Analysis for bday

Writing contest solutions differs greatly from writing computer programs to be used in a production environment (like MSWord or Doom). The goal is to write a program that solves the problem, runs in the time limit, and with any luck runs first time.

This problem gave us the lengths of the months, saving a bit of research, though it didn't tell us that January 1, 1800 was a Wednesday. That simplifies the program a bit. The first thing to code is the leap year function: it yields true (=1)if a year is a leap year ( see the code below).

Then, it's a simple matter to count through the years and months adding to a counter whose mod 7 value is the day number. It doesn't matter which value we choose as '0'; many students chose "monday".

Stored data.
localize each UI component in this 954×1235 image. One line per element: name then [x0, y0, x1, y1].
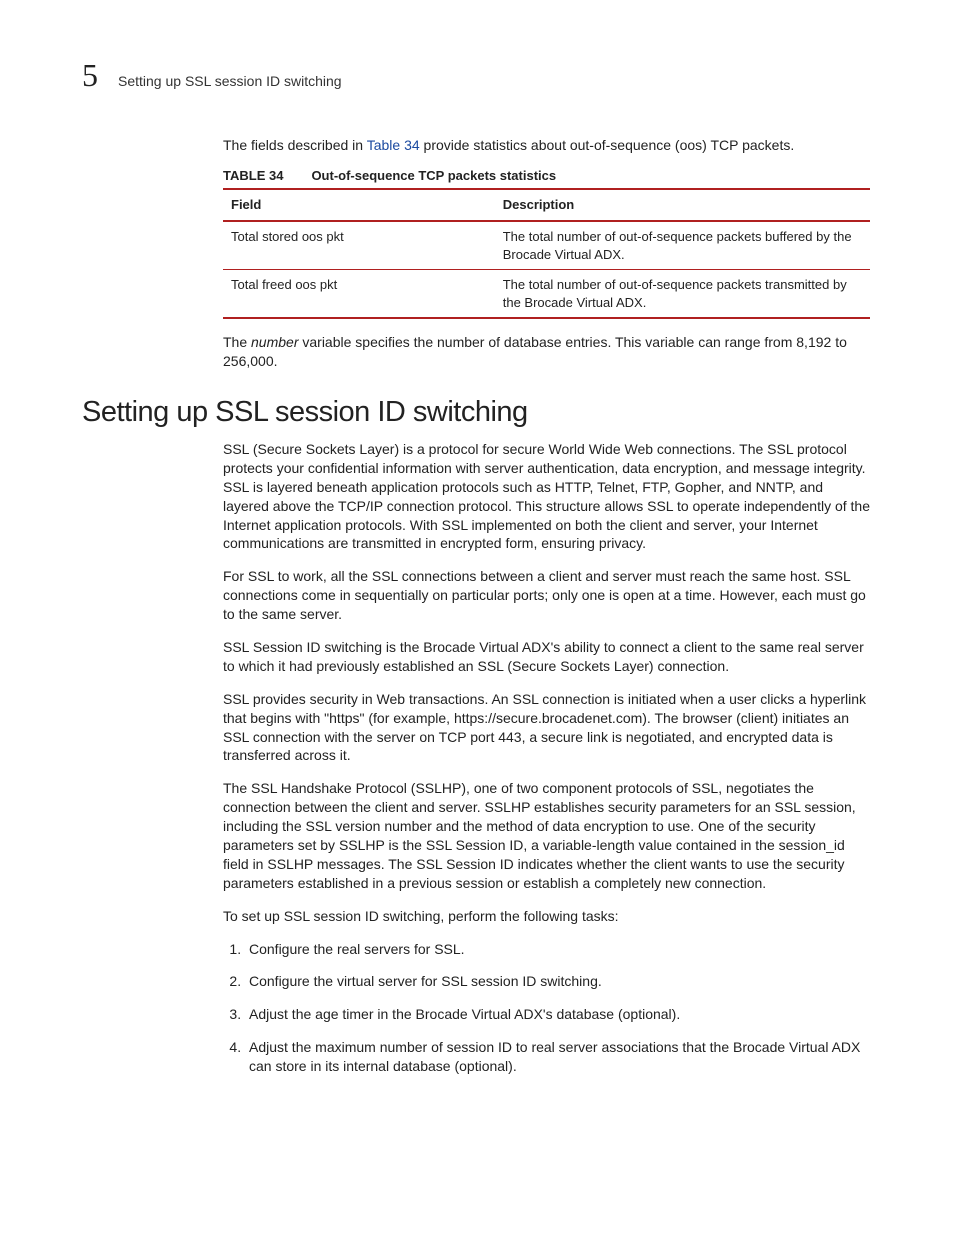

Directions.
A: Say whether each statement agrees with the bday analysis above. Answer yes or no, and quote the deciding words of the analysis. (i) The problem supplied the lengths of the months. (ii) The leap year function represents true as 1. (iii) Many students chose Sunday as the day numbered '0'.
B: Using the bday analysis above, answer each question on its own line, marked (i), (ii), (iii).
(i) What three things should a contest program do?
(ii) What is the first thing to code?
(iii) Which value of the counter gives the day number?
C: Carry on the bday analysis from the point where it stops.

The answers.
A:
(i) Yes: "This problem gave us the lengths of the months"
(ii) Yes: "it yields true (=1)if a year is a leap year"
(iii) No: "many students chose "monday"."

B:
(i) It should solve the problem, run in the time limit, and, with any luck, run first time.
(ii) The leap year function.
(iii) Its mod 7 value.

C:
Thus the program:

• starts with day = 2 for a Wednesday, 1 January 1800
• increments day by 365 or 366 (leap year) for each year until (but not including) the year of interest
• calculates the length of February for the year of interest
• increments day by month lengths until the month of interest
• increments day by the day of interest (subtracting 1, of course, since that day hasn't gone by)
• the day integer, mod 7, tells us the day value.

The program works the first time because no given step is complex at all. If it didn't work first time, it would be easy to debug since it successively hones in on the proper answer. Testing it with a dozen test cases by hand would verify its correctness to a great level. If one were obsessive, testing 400 years of test cases would not take long and would be easily verifiable.

#include <stdio.h>
char *daynames[7] = {"monday", "tuesday", "wednesday", "thursday",
		     "friday", "saturday", "sunday"};
int monthdays[] = {31, 28, 31, 30, 31, 30, 31, 31, 30, 31, 30, 31};

int leapyear(yr) {
    int leap = (yr%4) == 0;
    if ((yr%100) == 0) leap = 0;
    if ((yr%400) == 0) leap = 1;
    return leap;
}

int main() {
    int y, m, d, i, j, day;
    freopen("bday.in", "r", stdin);
    freopen("bday.out", "w", stdout);
    day = 2;			/* 1/1/1800 = 2 */
    scanf("%d %d %d", &y, &m, &d);
    for (i = 1800; i < y; i++)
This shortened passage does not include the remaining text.